* **PROBLEM**
Copy out every record below, word for word.

Start of DATA FOR THE TASK

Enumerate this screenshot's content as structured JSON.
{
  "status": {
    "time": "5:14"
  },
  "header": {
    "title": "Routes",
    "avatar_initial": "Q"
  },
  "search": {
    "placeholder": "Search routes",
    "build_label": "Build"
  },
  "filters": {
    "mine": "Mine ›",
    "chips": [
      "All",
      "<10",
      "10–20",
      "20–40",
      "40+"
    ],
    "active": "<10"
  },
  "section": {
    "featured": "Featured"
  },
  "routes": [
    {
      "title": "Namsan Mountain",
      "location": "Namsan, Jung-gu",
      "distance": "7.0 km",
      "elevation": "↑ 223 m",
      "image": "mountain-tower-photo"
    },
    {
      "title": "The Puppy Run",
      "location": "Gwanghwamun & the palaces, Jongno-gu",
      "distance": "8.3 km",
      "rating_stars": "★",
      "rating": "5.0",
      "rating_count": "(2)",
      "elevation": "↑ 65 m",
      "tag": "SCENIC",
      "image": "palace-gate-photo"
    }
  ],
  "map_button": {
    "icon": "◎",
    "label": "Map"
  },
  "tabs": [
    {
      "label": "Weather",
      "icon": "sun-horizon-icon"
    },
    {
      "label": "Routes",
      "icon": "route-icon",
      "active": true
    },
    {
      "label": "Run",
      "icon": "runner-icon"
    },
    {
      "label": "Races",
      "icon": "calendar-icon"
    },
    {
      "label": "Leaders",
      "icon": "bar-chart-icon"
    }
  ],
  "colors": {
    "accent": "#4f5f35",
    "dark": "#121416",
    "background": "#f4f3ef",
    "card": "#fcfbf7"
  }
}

End of DATA FOR THE TASK

* **RESULT FOR THIS TASK**
Enumerate this screenshot's content as structured JSON.
{
  "status": {
    "time": "5:14"
  },
  "header": {
    "title": "Routes",
    "avatar_initial": "Q"
  },
  "search": {
    "placeholder": "Search routes",
    "build_label": "Build"
  },
  "filters": {
    "mine": "Mine ›",
    "chips": [
      "All",
      "<10",
      "10–20",
      "20–40",
      "40+"
    ],
    "active": "<10"
  },
  "section": {
    "featured": "Featured"
  },
  "routes": [
    {
      "title": "Namsan Mountain",
      "location": "Namsan, Jung-gu",
      "distance": "7.0 km",
      "elevation": "↑ 223 m",
      "image": "mountain-tower-photo"
    },
    {
      "title": "The Puppy Run",
      "location": "Gwanghwamun & the palaces, Jongno-gu",
      "distance": "8.3 km",
      "rating_stars": "★",
      "rating": "5.0",
      "rating_count": "(2)",
      "elevation": "↑ 65 m",
      "tag": "SCENIC",
      "image": "palace-gate-photo"
    }
  ],
  "map_button": {
    "icon": "◎",
    "label": "Map"
  },
  "tabs": [
    {
      "label": "Weather",
      "icon": "sun-horizon-icon"
    },
    {
      "label": "Routes",
      "icon": "route-icon",
      "active": true
    },
    {
      "label": "Run",
      "icon": "runner-icon"
    },
    {
      "label": "Races",
      "icon": "calendar-icon"
    },
    {
      "label": "Leaders",
      "icon": "bar-chart-icon"
    }
  ],
  "colors": {
    "accent": "#4f5f35",
    "dark": "#121416",
    "background": "#f4f3ef",
    "card": "#fcfbf7"
  }
}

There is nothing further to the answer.